**Aim of the task**. Transcribe the records in full, keeping every character as it is.

== Segment start ==

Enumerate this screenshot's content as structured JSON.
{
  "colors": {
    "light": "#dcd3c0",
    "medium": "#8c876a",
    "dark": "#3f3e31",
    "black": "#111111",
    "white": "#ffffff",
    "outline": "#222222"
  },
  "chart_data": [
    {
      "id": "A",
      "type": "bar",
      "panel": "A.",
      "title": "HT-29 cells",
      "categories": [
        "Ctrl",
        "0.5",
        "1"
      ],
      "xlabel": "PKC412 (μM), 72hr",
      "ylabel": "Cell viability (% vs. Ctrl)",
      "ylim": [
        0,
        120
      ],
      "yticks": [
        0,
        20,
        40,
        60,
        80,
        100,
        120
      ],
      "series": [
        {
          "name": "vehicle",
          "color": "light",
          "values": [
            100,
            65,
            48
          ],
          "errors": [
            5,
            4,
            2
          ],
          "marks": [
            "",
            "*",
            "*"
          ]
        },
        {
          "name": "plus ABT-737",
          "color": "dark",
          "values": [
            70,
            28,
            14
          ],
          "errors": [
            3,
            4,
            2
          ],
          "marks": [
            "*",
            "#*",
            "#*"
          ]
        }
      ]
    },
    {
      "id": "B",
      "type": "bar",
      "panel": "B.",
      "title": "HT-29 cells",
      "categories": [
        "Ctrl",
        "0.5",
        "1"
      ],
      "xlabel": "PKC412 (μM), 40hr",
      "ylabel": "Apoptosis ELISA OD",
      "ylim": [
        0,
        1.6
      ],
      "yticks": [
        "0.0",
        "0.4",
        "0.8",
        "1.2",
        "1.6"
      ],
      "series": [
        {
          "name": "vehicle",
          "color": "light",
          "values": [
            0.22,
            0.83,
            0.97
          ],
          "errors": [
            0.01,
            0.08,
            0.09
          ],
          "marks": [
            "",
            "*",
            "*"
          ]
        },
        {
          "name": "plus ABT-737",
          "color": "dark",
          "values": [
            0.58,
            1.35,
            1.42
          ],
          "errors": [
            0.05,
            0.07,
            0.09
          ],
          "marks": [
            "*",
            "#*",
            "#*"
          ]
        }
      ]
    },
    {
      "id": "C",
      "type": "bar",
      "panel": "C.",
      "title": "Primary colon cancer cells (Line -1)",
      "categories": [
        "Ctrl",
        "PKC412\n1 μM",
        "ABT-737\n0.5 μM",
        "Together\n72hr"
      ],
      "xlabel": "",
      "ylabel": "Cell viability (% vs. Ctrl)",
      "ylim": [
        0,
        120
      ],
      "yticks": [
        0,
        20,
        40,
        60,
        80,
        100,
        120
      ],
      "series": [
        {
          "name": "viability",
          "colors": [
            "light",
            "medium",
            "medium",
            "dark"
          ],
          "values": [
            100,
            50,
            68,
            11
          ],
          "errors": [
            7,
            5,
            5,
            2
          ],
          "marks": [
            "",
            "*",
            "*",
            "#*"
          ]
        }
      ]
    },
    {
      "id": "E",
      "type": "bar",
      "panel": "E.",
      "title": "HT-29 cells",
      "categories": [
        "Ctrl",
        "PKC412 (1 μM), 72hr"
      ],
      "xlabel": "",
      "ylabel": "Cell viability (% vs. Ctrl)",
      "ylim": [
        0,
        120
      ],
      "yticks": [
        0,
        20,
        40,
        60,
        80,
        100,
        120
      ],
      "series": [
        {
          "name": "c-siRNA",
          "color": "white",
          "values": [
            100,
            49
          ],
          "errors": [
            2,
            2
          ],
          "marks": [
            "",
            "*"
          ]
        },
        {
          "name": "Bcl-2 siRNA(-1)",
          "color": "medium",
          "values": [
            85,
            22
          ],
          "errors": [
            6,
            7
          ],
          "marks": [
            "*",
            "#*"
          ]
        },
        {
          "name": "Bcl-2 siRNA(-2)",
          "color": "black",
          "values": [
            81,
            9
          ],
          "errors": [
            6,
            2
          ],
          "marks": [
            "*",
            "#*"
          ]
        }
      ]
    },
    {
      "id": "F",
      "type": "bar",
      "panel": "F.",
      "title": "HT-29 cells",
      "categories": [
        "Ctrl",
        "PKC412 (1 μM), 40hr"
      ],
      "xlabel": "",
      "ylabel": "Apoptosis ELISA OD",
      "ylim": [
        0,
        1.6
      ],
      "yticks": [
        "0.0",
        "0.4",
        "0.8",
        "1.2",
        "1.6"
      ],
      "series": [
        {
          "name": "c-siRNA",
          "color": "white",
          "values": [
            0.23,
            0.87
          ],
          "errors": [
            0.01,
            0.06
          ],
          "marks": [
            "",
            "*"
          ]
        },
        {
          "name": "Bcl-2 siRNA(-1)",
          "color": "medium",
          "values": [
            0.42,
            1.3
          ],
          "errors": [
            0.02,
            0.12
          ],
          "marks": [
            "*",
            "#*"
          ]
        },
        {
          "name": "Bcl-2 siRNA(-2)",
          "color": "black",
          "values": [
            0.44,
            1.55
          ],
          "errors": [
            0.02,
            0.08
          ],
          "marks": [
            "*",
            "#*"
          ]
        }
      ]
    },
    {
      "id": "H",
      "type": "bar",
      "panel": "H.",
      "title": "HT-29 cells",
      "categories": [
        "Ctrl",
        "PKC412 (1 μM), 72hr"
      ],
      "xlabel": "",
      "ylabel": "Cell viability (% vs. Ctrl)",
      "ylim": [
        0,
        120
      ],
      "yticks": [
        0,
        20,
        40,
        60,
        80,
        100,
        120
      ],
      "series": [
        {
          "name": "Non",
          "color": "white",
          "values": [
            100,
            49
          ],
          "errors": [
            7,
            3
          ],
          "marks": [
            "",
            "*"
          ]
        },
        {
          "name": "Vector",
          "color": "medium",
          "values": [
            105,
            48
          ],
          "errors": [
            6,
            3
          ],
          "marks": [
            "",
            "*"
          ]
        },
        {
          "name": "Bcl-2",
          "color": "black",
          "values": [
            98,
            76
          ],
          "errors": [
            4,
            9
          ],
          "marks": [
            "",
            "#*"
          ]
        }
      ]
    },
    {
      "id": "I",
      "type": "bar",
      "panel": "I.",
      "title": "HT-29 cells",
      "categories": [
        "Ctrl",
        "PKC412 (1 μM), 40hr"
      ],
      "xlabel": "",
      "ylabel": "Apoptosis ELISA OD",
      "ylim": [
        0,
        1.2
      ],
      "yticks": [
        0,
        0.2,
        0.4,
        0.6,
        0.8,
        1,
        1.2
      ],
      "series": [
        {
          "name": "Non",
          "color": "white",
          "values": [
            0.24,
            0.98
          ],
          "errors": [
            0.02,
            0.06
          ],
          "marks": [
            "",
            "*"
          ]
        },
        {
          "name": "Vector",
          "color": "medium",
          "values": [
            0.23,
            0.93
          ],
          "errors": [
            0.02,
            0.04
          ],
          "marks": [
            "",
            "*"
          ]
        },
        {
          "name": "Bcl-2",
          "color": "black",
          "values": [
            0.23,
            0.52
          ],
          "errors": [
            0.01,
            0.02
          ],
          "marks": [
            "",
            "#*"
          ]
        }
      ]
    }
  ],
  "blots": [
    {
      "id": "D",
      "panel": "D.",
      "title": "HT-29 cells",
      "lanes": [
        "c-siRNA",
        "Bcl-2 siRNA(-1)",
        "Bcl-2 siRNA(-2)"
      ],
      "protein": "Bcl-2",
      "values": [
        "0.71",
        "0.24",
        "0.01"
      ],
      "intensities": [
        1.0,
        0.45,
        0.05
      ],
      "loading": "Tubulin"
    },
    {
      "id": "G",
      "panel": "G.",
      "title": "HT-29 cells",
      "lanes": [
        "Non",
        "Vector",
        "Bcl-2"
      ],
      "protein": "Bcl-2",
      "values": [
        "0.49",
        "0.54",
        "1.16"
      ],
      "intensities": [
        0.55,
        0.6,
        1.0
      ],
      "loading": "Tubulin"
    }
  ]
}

== Segment end ==

**Output**.
Enumerate this screenshot's content as structured JSON.
{
  "colors": {
    "light": "#dcd3c0",
    "medium": "#8c876a",
    "dark": "#3f3e31",
    "black": "#111111",
    "white": "#ffffff",
    "outline": "#222222"
  },
  "chart_data": [
    {
      "id": "A",
      "type": "bar",
      "panel": "A.",
      "title": "HT-29 cells",
      "categories": [
        "Ctrl",
        "0.5",
        "1"
      ],
      "xlabel": "PKC412 (μM), 72hr",
      "ylabel": "Cell viability (% vs. Ctrl)",
      "ylim": [
        0,
        120
      ],
      "yticks": [
        0,
        20,
        40,
        60,
        80,
        100,
        120
      ],
      "series": [
        {
          "name": "vehicle",
          "color": "light",
          "values": [
            100,
            65,
            48
          ],
          "errors": [
            5,
            4,
            2
          ],
          "marks": [
            "",
            "*",
            "*"
          ]
        },
        {
          "name": "plus ABT-737",
          "color": "dark",
          "values": [
            70,
            28,
            14
          ],
          "errors": [
            3,
            4,
            2
          ],
          "marks": [
            "*",
            "#*",
            "#*"
          ]
        }
      ]
    },
    {
      "id": "B",
      "type": "bar",
      "panel": "B.",
      "title": "HT-29 cells",
      "categories": [
        "Ctrl",
        "0.5",
        "1"
      ],
      "xlabel": "PKC412 (μM), 40hr",
      "ylabel": "Apoptosis ELISA OD",
      "ylim": [
        0,
        1.6
      ],
      "yticks": [
        "0.0",
        "0.4",
        "0.8",
        "1.2",
        "1.6"
      ],
      "series": [
        {
          "name": "vehicle",
          "color": "light",
          "values": [
            0.22,
            0.83,
            0.97
          ],
          "errors": [
            0.01,
            0.08,
            0.09
          ],
          "marks": [
            "",
            "*",
            "*"
          ]
        },
        {
          "name": "plus ABT-737",
          "color": "dark",
          "values": [
            0.58,
            1.35,
            1.42
          ],
          "errors": [
            0.05,
            0.07,
            0.09
          ],
          "marks": [
            "*",
            "#*",
            "#*"
          ]
        }
      ]
    },
    {
      "id": "C",
      "type": "bar",
      "panel": "C.",
      "title": "Primary colon cancer cells (Line -1)",
      "categories": [
        "Ctrl",
        "PKC412\n1 μM",
        "ABT-737\n0.5 μM",
        "Together\n72hr"
      ],
      "xlabel": "",
      "ylabel": "Cell viability (% vs. Ctrl)",
      "ylim": [
        0,
        120
      ],
      "yticks": [
        0,
        20,
        40,
        60,
        80,
        100,
        120
      ],
      "series": [
        {
          "name": "viability",
          "colors": [
            "light",
            "medium",
            "medium",
            "dark"
          ],
          "values": [
            100,
            50,
            68,
            11
          ],
          "errors": [
            7,
            5,
            5,
            2
          ],
          "marks": [
            "",
            "*",
            "*",
            "#*"
          ]
        }
      ]
    },
    {
      "id": "E",
      "type": "bar",
      "panel": "E.",
      "title": "HT-29 cells",
      "categories": [
        "Ctrl",
        "PKC412 (1 μM), 72hr"
      ],
      "xlabel": "",
      "ylabel": "Cell viability (% vs. Ctrl)",
      "ylim": [
        0,
        120
      ],
      "yticks": [
        0,
        20,
        40,
        60,
        80,
        100,
        120
      ],
      "series": [
        {
          "name": "c-siRNA",
          "color": "white",
          "values": [
            100,
            49
          ],
          "errors": [
            2,
            2
          ],
          "marks": [
            "",
            "*"
          ]
        },
        {
          "name": "Bcl-2 siRNA(-1)",
          "color": "medium",
          "values": [
            85,
            22
          ],
          "errors": [
            6,
            7
          ],
          "marks": [
            "*",
            "#*"
          ]
        },
        {
          "name": "Bcl-2 siRNA(-2)",
          "color": "black",
          "values": [
            81,
            9
          ],
          "errors": [
            6,
            2
          ],
          "marks": [
            "*",
            "#*"
          ]
        }
      ]
    },
    {
      "id": "F",
      "type": "bar",
      "panel": "F.",
      "title": "HT-29 cells",
      "categories": [
        "Ctrl",
        "PKC412 (1 μM), 40hr"
      ],
      "xlabel": "",
      "ylabel": "Apoptosis ELISA OD",
      "ylim": [
        0,
        1.6
      ],
      "yticks": [
        "0.0",
        "0.4",
        "0.8",
        "1.2",
        "1.6"
      ],
      "series": [
        {
          "name": "c-siRNA",
          "color": "white",
          "values": [
            0.23,
            0.87
          ],
          "errors": [
            0.01,
            0.06
          ],
          "marks": [
            "",
            "*"
          ]
        },
        {
          "name": "Bcl-2 siRNA(-1)",
          "color": "medium",
          "values": [
            0.42,
            1.3
          ],
          "errors": [
            0.02,
            0.12
          ],
          "marks": [
            "*",
            "#*"
          ]
        },
        {
          "name": "Bcl-2 siRNA(-2)",
          "color": "black",
          "values": [
            0.44,
            1.55
          ],
          "errors": [
            0.02,
            0.08
          ],
          "marks": [
            "*",
            "#*"
          ]
        }
      ]
    },
    {
      "id": "H",
      "type": "bar",
      "panel": "H.",
      "title": "HT-29 cells",
      "categories": [
        "Ctrl",
        "PKC412 (1 μM), 72hr"
      ],
      "xlabel": "",
      "ylabel": "Cell viability (% vs. Ctrl)",
      "ylim": [
        0,
        120
      ],
      "yticks": [
        0,
        20,
        40,
        60,
        80,
        100,
        120
      ],
      "series": [
        {
          "name": "Non",
          "color": "white",
          "values": [
            100,
            49
          ],
          "errors": [
            7,
            3
          ],
          "marks": [
            "",
            "*"
          ]
        },
        {
          "name": "Vector",
          "color": "medium",
          "values": [
            105,
            48
          ],
          "errors": [
            6,
            3
          ],
          "marks": [
            "",
            "*"
          ]
        },
        {
          "name": "Bcl-2",
          "color": "black",
          "values": [
            98,
            76
          ],
          "errors": [
            4,
            9
          ],
          "marks": [
            "",
            "#*"
          ]
        }
      ]
    },
    {
      "id": "I",
      "type": "bar",
      "panel": "I.",
      "title": "HT-29 cells",
      "categories": [
        "Ctrl",
        "PKC412 (1 μM), 40hr"
      ],
      "xlabel": "",
      "ylabel": "Apoptosis ELISA OD",
      "ylim": [
        0,
        1.2
      ],
      "yticks": [
        0,
        0.2,
        0.4,
        0.6,
        0.8,
        1,
        1.2
      ],
      "series": [
        {
          "name": "Non",
          "color": "white",
          "values": [
            0.24,
            0.98
          ],
          "errors": [
            0.02,
            0.06
          ],
          "marks": [
            "",
            "*"
          ]
        },
        {
          "name": "Vector",
          "color": "medium",
          "values": [
            0.23,
            0.93
          ],
          "errors": [
            0.02,
            0.04
          ],
          "marks": [
            "",
            "*"
          ]
        },
        {
          "name": "Bcl-2",
          "color": "black",
          "values": [
            0.23,
            0.52
          ],
          "errors": [
            0.01,
            0.02
          ],
          "marks": [
            "",
            "#*"
          ]
        }
      ]
    }
  ],
  "blots": [
    {
      "id": "D",
      "panel": "D.",
      "title": "HT-29 cells",
      "lanes": [
        "c-siRNA",
        "Bcl-2 siRNA(-1)",
        "Bcl-2 siRNA(-2)"
      ],
      "protein": "Bcl-2",
      "values": [
        "0.71",
        "0.24",
        "0.01"
      ],
      "intensities": [
        1.0,
        0.45,
        0.05
      ],
      "loading": "Tubulin"
    },
    {
      "id": "G",
      "panel": "G.",
      "title": "HT-29 cells",
      "lanes": [
        "Non",
        "Vector",
        "Bcl-2"
      ],
      "protein": "Bcl-2",
      "values": [
        "0.49",
        "0.54",
        "1.16"
      ],
      "intensities": [
        0.55,
        0.6,
        1.0
      ],
      "loading": "Tubulin"
    }
  ]
}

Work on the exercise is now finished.